PROBLEM TO SOLVE: Determine how many lines of the entries include the word "Waffenkunde", and report that number with no further text.

- - -

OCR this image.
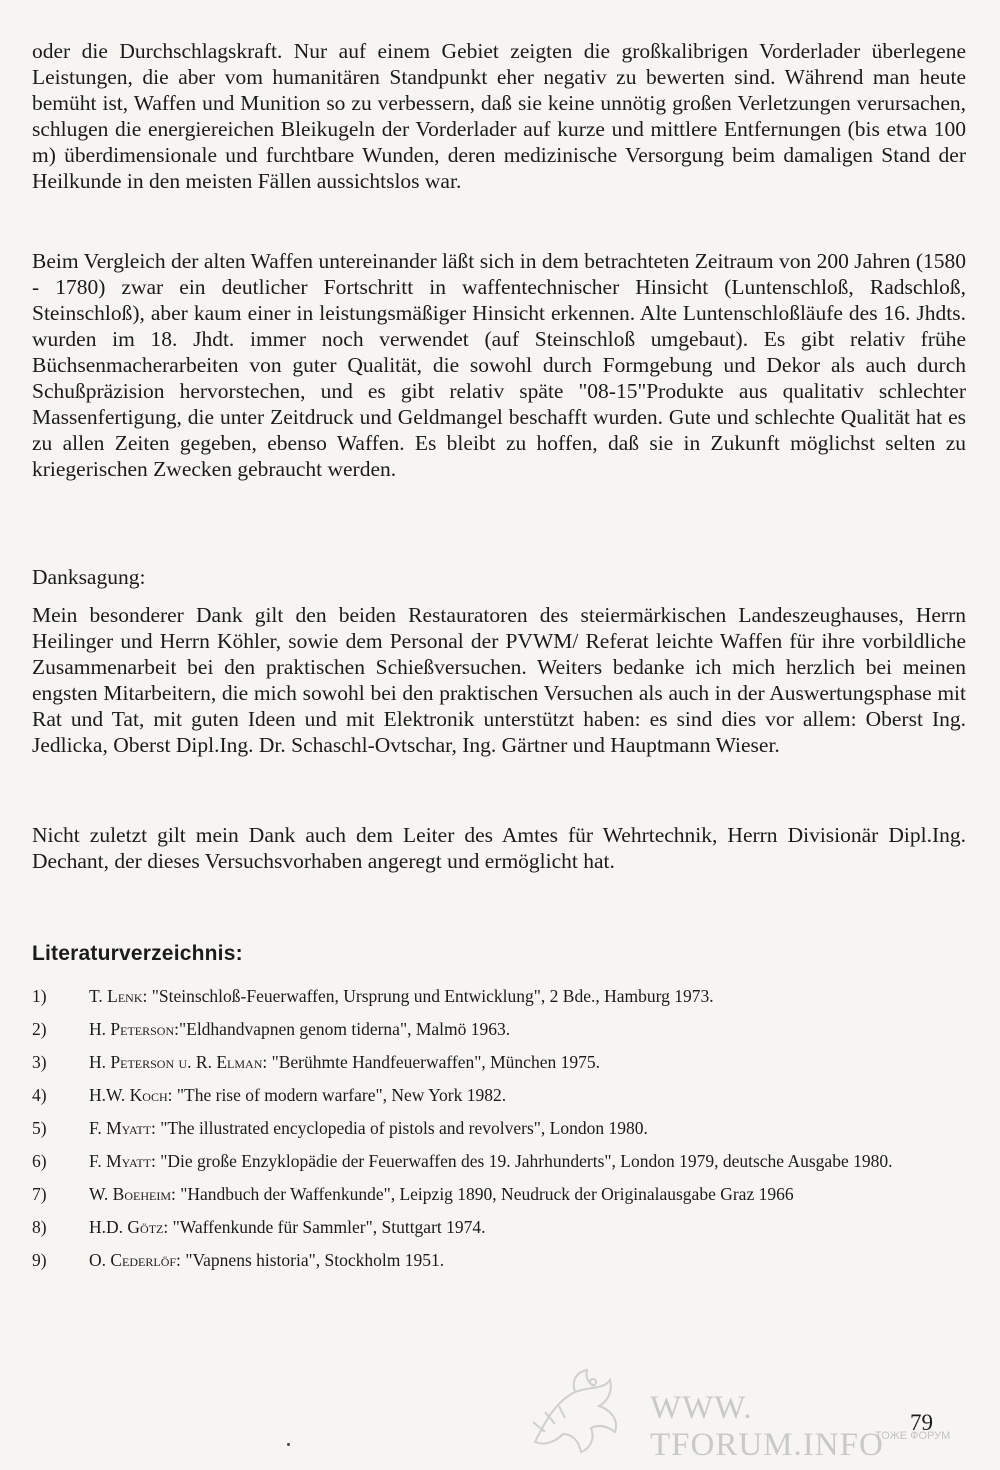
oder die Durchschlagskraft. Nur auf einem Gebiet zeigten die großkalibrigen Vorderlader überlegene Leistungen, die aber vom humanitären Standpunkt eher negativ zu bewerten sind. Während man heute bemüht ist, Waffen und Munition so zu verbessern, daß sie keine unnötig großen Verletzungen verursachen, schlugen die energiereichen Bleikugeln der Vorderlader auf kurze und mittlere Entfernungen (bis etwa 100 m) überdimensionale und furchtbare Wunden, deren medizinische Versorgung beim damaligen Stand der Heilkunde in den meisten Fällen aussichtslos war.

Beim Vergleich der alten Waffen untereinander läßt sich in dem betrachteten Zeitraum von 200 Jahren (1580 - 1780) zwar ein deutlicher Fortschritt in waffentechnischer Hinsicht (Luntenschloß, Radschloß, Steinschloß), aber kaum einer in leistungsmäßiger Hinsicht erkennen. Alte Luntenschloßläufe des 16. Jhdts. wurden im 18. Jhdt. immer noch verwendet (auf Steinschloß umgebaut). Es gibt relativ frühe Büchsenmacherarbeiten von guter Qualität, die sowohl durch Formgebung und Dekor als auch durch Schußpräzision hervorstechen, und es gibt relativ späte "08-15"Produkte aus qualitativ schlechter Massenfertigung, die unter Zeitdruck und Geldmangel beschafft wurden. Gute und schlechte Qualität hat es zu allen Zeiten gegeben, ebenso Waffen. Es bleibt zu hoffen, daß sie in Zukunft möglichst selten zu kriegerischen Zwecken gebraucht werden.

Danksagung:

Mein besonderer Dank gilt den beiden Restauratoren des steiermärkischen Landeszeughauses, Herrn Heilinger und Herrn Köhler, sowie dem Personal der PVWM/ Referat leichte Waffen für ihre vorbildliche Zusammenarbeit bei den praktischen Schießversuchen. Weiters bedanke ich mich herzlich bei meinen engsten Mitarbeitern, die mich sowohl bei den praktischen Versuchen als auch in der Auswertungsphase mit Rat und Tat, mit guten Ideen und mit Elektronik unterstützt haben: es sind dies vor allem: Oberst Ing. Jedlicka, Oberst Dipl.Ing. Dr. Schaschl-Ovtschar, Ing. Gärtner und Hauptmann Wieser.

Nicht zuletzt gilt mein Dank auch dem Leiter des Amtes für Wehrtechnik, Herrn Divisionär Dipl.Ing. Dechant, der dieses Versuchsvorhaben angeregt und ermöglicht hat.

Literaturverzeichnis:
1) T. Lenk: "Steinschloß-Feuerwaffen, Ursprung und Entwicklung", 2 Bde., Hamburg 1973.
2) H. Peterson:"Eldhandvapnen genom tiderna", Malmö 1963.
3) H. Peterson u. R. Elman: "Berühmte Handfeuerwaffen", München 1975.
4) H.W. Koch: "The rise of modern warfare", New York 1982.
5) F. Myatt: "The illustrated encyclopedia of pistols and revolvers", London 1980.
6) F. Myatt: "Die große Enzyklopädie der Feuerwaffen des 19. Jahrhunderts", London 1979, deutsche Ausgabe 1980.
7) W. Boeheim: "Handbuch der Waffenkunde", Leipzig 1890, Neudruck der Originalausgabe Graz 1966
8) H.D. Götz: "Waffenkunde für Sammler", Stuttgart 1974.
9) O. Cederlöf: "Vapnens historia", Stockholm 1951.
WWW. TFORUM.INFO
ТОЖЕ ФОРУМ
79
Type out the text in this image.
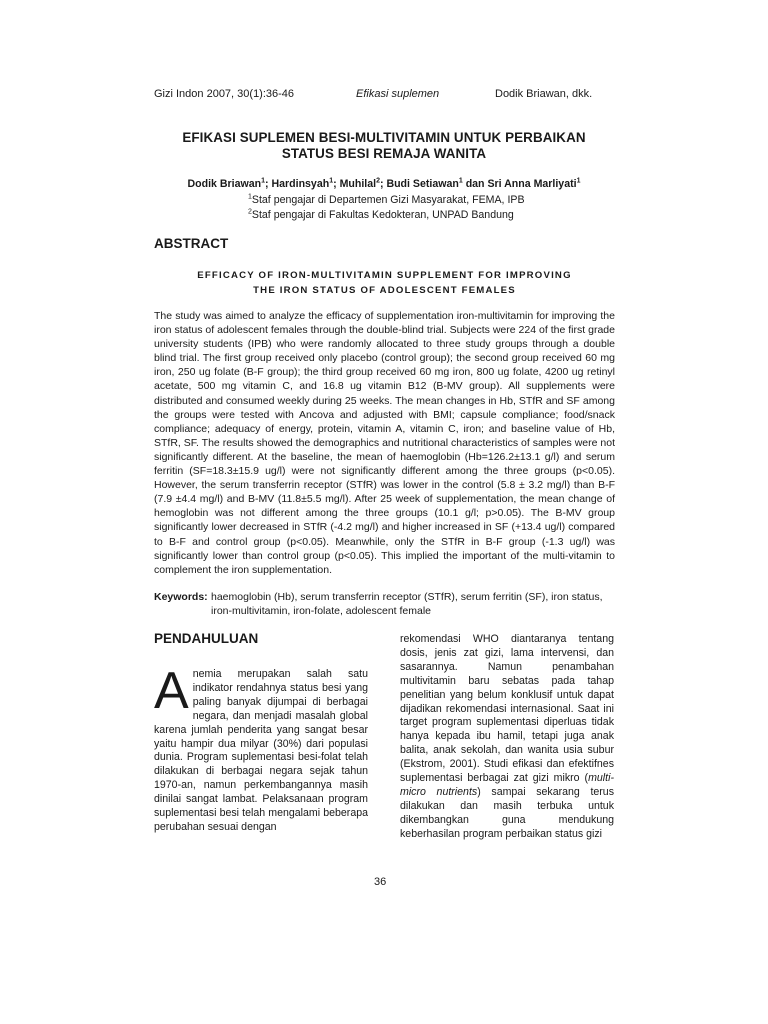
Gizi Indon 2007, 30(1):36-46	Efikasi suplemen	Dodik Briawan, dkk.
EFIKASI SUPLEMEN BESI-MULTIVITAMIN UNTUK PERBAIKAN
STATUS BESI REMAJA WANITA
Dodik Briawan$^1$; Hardinsyah$^1$; Muhilal$^2$; Budi Setiawan$^1$ dan Sri Anna Marliyati$^1$
$^1$Staf pengajar di Departemen Gizi Masyarakat, FEMA, IPB
$^2$Staf pengajar di Fakultas Kedokteran, UNPAD Bandung
ABSTRACT
EFFICACY OF IRON-MULTIVITAMIN SUPPLEMENT FOR IMPROVING
THE IRON STATUS OF ADOLESCENT FEMALES
The study was aimed to analyze the efficacy of supplementation iron-multivitamin for improving the iron status of adolescent females through the double-blind trial. Subjects were 224 of the first grade university students (IPB) who were randomly allocated to three study groups through a double blind trial. The first group received only placebo (control group); the second group received 60 mg iron, 250 ug folate (B-F group); the third group received 60 mg iron, 800 ug folate, 4200 ug retinyl acetate, 500 mg vitamin C, and 16.8 ug vitamin B12 (B-MV group). All supplements were distributed and consumed weekly during 25 weeks. The mean changes in Hb, STfR and SF among the groups were tested with Ancova and adjusted with BMI; capsule compliance; food/snack compliance; adequacy of energy, protein, vitamin A, vitamin C, iron; and baseline value of Hb, STfR, SF. The results showed the demographics and nutritional characteristics of samples were not significantly different. At the baseline, the mean of haemoglobin (Hb=126.2±13.1 g/l) and serum ferritin (SF=18.3±15.9 ug/l) were not significantly different among the three groups (p<0.05). However, the serum transferrin receptor (STfR) was lower in the control (5.8 ± 3.2 mg/l) than B-F (7.9 ±4.4 mg/l) and B-MV (11.8±5.5 mg/l). After 25 week of supplementation, the mean change of hemoglobin was not different among the three groups (10.1 g/l; p>0.05). The B-MV group significantly lower decreased in STfR (-4.2 mg/l) and higher increased in SF (+13.4 ug/l) compared to B-F and control group (p<0.05). Meanwhile, only the STfR in B-F group (-1.3 ug/l) was significantly lower than control group (p<0.05). This implied the important of the multi-vitamin to complement the iron supplementation.
Keywords: haemoglobin (Hb), serum transferrin receptor (STfR), serum ferritin (SF), iron status, iron-multivitamin, iron-folate, adolescent female
PENDAHULUAN
Anemia merupakan salah satu indikator rendahnya status besi yang paling banyak dijumpai di berbagai negara, dan menjadi masalah global karena jumlah penderita yang sangat besar yaitu hampir dua milyar (30%) dari populasi dunia. Program suplementasi besi-folat telah dilakukan di berbagai negara sejak tahun 1970-an, namun perkembangannya masih dinilai sangat lambat. Pelaksanaan program suplementasi besi telah mengalami beberapa perubahan sesuai dengan
rekomendasi WHO diantaranya tentang dosis, jenis zat gizi, lama intervensi, dan sasarannya. Namun penambahan multivitamin baru sebatas pada tahap penelitian yang belum konklusif untuk dapat dijadikan rekomendasi internasional. Saat ini target program suplementasi diperluas tidak hanya kepada ibu hamil, tetapi juga anak balita, anak sekolah, dan wanita usia subur (Ekstrom, 2001). Studi efikasi dan efektifnes suplementasi berbagai zat gizi mikro (multi-micro nutrients) sampai sekarang terus dilakukan dan masih terbuka untuk dikembangkan guna mendukung keberhasilan program perbaikan status gizi
36
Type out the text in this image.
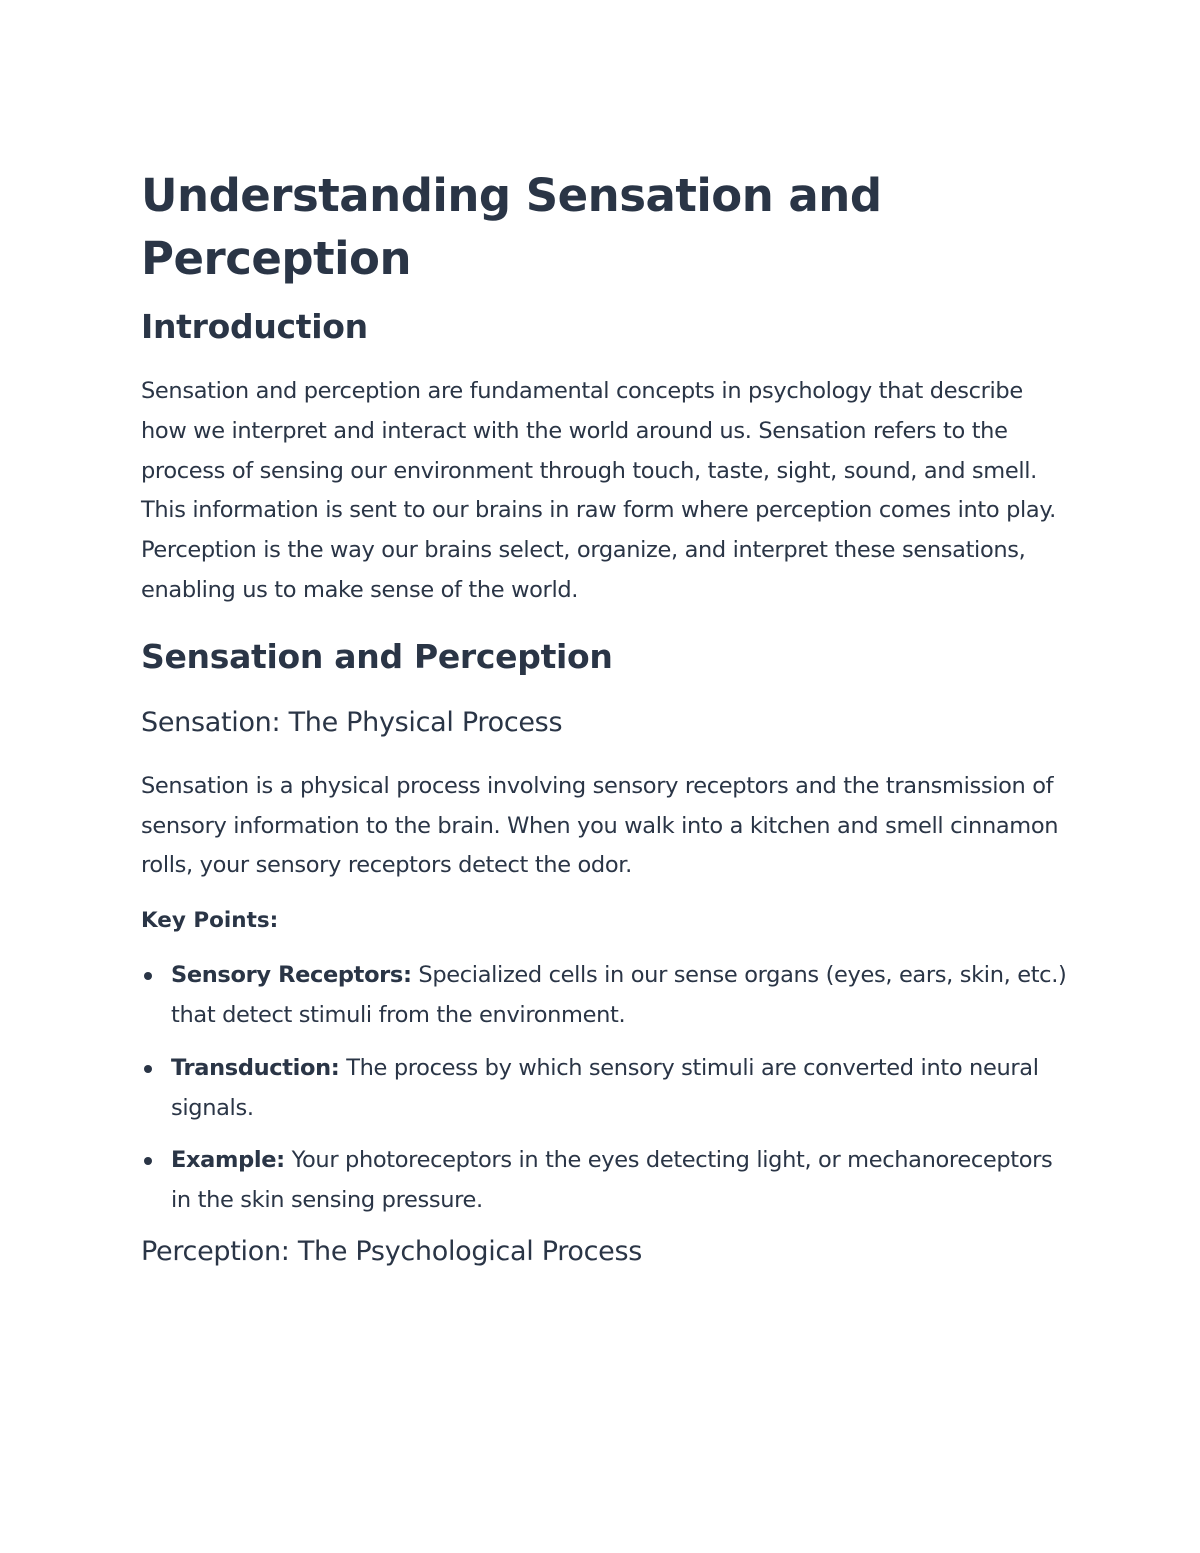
Understanding Sensation and Perception
Introduction

Sensation and perception are fundamental concepts in psychology that describe how we interpret and interact with the world around us. Sensation refers to the process of sensing our environment through touch, taste, sight, sound, and smell. This information is sent to our brains in raw form where perception comes into play. Perception is the way our brains select, organize, and interpret these sensations, enabling us to make sense of the world.

Sensation and Perception
Sensation: The Physical Process

Sensation is a physical process involving sensory receptors and the transmission of sensory information to the brain. When you walk into a kitchen and smell cinnamon rolls, your sensory receptors detect the odor.

Key Points:
Sensory Receptors: Specialized cells in our sense organs (eyes, ears, skin, etc.) that detect stimuli from the environment.
Transduction: The process by which sensory stimuli are converted into neural signals.
Example: Your photoreceptors in the eyes detecting light, or mechanoreceptors in the skin sensing pressure.
Perception: The Psychological Process
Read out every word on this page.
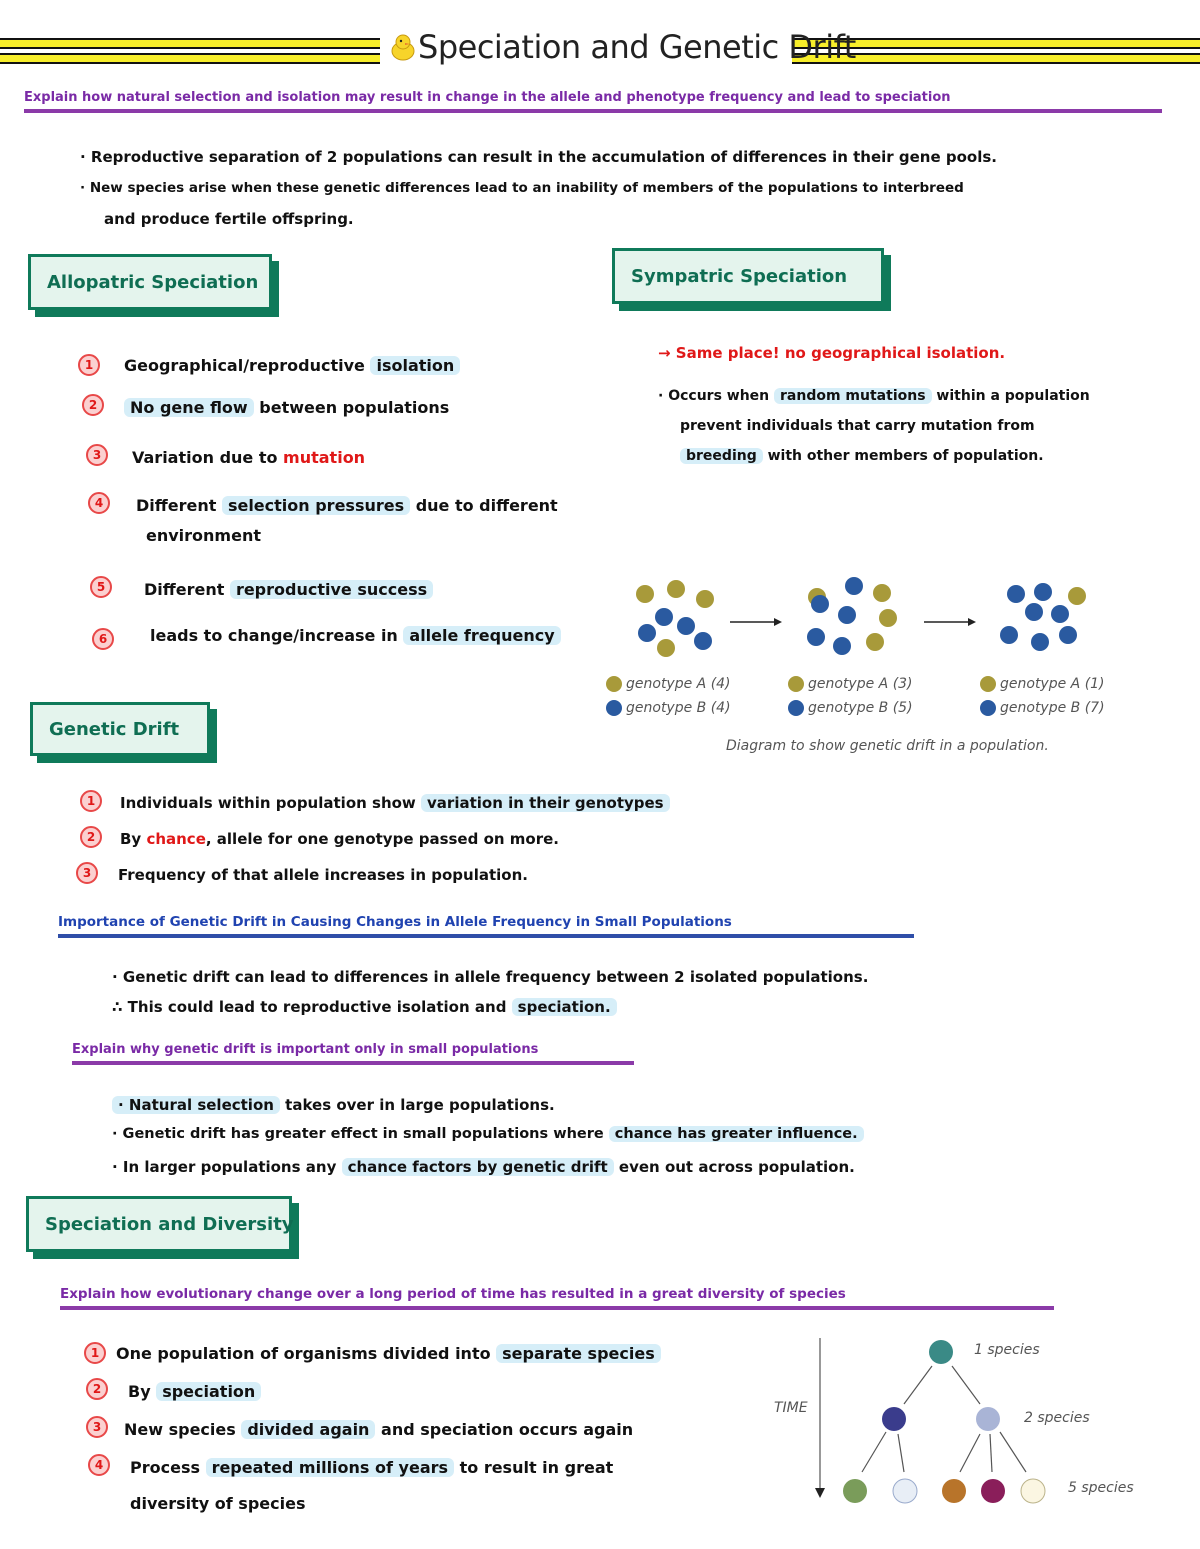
Speciation and Genetic Drift
Explain how natural selection and isolation may result in change in the allele and phenotype frequency and lead to speciation
· Reproductive separation of 2 populations can result in the accumulation of differences in their gene pools.
· New species arise when these genetic differences lead to an inability of members of the populations to interbreed
and produce fertile offspring.
Allopatric Speciation
1	Geographical/reproductive isolation
2	No gene flow between populations
3	Variation due to mutation
4	Different selection pressures due to different
environment
5	Different reproductive success
6	leads to change/increase in allele frequency
Sympatric Speciation
→ Same place! no geographical isolation.
· Occurs when random mutations within a population
prevent individuals that carry mutation from
breeding with other members of population.
genotype A (4)
genotype B (4)
genotype A (3)
genotype B (5)
genotype A (1)
genotype B (7)
Diagram to show genetic drift in a population.
Genetic Drift
1	Individuals within population show variation in their genotypes
2	By chance, allele for one genotype passed on more.
3	Frequency of that allele increases in population.
Importance of Genetic Drift in Causing Changes in Allele Frequency in Small Populations
· Genetic drift can lead to differences in allele frequency between 2 isolated populations.
∴ This could lead to reproductive isolation and speciation.
Explain why genetic drift is important only in small populations
· Natural selection takes over in large populations.
· Genetic drift has greater effect in small populations where chance has greater influence.
· In larger populations any chance factors by genetic drift even out across population.
Speciation and Diversity
Explain how evolutionary change over a long period of time has resulted in a great diversity of species
1	One population of organisms divided into separate species
2	By speciation
3	New species divided again and speciation occurs again
4	Process repeated millions of years to result in great
diversity of species
TIME
1 species
2 species
5 species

- - -

WRITTEN REPLY: 2